▶ _WORK INSTRUCTIONS_
Find and copy lines holding "shop".

Stored entries:
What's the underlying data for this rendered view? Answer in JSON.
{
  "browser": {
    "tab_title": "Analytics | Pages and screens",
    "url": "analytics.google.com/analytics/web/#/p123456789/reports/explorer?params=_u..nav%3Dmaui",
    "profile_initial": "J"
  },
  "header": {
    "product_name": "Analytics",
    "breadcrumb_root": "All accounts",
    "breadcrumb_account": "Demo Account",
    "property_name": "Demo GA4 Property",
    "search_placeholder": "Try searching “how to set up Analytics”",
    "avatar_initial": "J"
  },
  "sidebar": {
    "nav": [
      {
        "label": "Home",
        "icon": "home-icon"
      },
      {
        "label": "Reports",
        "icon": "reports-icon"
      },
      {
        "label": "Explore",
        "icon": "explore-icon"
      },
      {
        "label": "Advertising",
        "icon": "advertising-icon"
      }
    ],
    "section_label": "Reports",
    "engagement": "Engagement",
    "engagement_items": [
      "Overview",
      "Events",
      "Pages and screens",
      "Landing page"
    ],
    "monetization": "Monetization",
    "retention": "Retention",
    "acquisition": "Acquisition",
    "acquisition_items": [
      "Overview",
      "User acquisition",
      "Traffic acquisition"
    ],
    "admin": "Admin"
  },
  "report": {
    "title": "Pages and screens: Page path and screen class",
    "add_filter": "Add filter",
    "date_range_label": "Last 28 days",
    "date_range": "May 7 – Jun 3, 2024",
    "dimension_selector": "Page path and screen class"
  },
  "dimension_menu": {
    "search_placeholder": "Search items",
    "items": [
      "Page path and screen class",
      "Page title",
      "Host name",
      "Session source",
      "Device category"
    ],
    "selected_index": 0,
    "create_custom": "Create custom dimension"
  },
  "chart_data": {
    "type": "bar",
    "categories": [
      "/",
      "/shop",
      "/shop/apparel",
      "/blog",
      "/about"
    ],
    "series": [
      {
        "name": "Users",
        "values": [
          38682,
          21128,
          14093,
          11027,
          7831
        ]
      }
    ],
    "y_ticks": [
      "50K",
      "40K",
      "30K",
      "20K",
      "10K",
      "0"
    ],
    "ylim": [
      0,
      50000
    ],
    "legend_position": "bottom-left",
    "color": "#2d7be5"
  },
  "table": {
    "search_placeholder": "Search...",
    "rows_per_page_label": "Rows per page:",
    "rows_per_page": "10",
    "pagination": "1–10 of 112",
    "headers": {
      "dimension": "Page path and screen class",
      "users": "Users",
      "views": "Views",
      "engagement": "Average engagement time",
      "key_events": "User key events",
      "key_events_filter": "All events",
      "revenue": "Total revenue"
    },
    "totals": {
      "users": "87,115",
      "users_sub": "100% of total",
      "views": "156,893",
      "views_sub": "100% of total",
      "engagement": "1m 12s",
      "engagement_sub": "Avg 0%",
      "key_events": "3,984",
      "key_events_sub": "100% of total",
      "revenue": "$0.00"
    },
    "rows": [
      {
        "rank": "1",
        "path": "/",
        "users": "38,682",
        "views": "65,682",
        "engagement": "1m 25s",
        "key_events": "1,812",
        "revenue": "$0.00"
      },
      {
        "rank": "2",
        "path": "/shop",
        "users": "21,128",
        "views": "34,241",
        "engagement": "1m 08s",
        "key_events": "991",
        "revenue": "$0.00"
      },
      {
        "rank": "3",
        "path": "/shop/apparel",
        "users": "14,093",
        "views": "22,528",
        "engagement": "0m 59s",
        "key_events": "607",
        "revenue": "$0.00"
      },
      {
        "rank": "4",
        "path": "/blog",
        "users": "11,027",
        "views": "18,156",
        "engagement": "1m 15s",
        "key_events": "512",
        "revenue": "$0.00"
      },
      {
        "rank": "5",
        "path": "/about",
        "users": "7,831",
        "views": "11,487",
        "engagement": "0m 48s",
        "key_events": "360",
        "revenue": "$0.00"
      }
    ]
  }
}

▶ _SOLUTION FOR THIS TASK_
      "/shop",
      "/shop/apparel",
        "path": "/shop",
        "path": "/shop/apparel",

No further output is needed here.